## START ENTRIES SHOWN
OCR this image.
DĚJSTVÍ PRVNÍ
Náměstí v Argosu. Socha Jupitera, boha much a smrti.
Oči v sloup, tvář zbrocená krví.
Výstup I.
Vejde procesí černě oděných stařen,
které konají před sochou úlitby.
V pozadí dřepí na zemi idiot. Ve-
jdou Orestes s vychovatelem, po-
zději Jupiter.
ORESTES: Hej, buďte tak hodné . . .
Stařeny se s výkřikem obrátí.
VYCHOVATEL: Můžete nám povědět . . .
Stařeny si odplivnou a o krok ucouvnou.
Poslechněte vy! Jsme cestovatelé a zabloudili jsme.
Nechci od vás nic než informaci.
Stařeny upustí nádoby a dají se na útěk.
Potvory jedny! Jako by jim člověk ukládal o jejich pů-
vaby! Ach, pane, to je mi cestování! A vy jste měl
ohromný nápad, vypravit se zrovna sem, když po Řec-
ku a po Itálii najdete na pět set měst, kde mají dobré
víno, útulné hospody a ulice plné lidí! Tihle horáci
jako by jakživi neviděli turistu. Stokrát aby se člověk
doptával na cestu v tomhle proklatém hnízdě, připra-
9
## END ENTRIES SHOWN
EXERCISE BRIEF —
Reproduce the material verbatim, line by line.

WRITTEN RESPONSE —
OCR this image.
DĚJSTVÍ PRVNÍ
Náměstí v Argosu. Socha Jupitera, boha much a smrti.
Oči v sloup, tvář zbrocená krví.
Výstup I.
Vejde procesí černě oděných stařen,
které konají před sochou úlitby.
V pozadí dřepí na zemi idiot. Ve-
jdou Orestes s vychovatelem, po-
zději Jupiter.
ORESTES: Hej, buďte tak hodné . . .
Stařeny se s výkřikem obrátí.
VYCHOVATEL: Můžete nám povědět . . .
Stařeny si odplivnou a o krok ucouvnou.
Poslechněte vy! Jsme cestovatelé a zabloudili jsme.
Nechci od vás nic než informaci.
Stařeny upustí nádoby a dají se na útěk.
Potvory jedny! Jako by jim člověk ukládal o jejich pů-
vaby! Ach, pane, to je mi cestování! A vy jste měl
ohromný nápad, vypravit se zrovna sem, když po Řec-
ku a po Itálii najdete na pět set měst, kde mají dobré
víno, útulné hospody a ulice plné lidí! Tihle horáci
jako by jakživi neviděli turistu. Stokrát aby se člověk
doptával na cestu v tomhle proklatém hnízdě, připra-
9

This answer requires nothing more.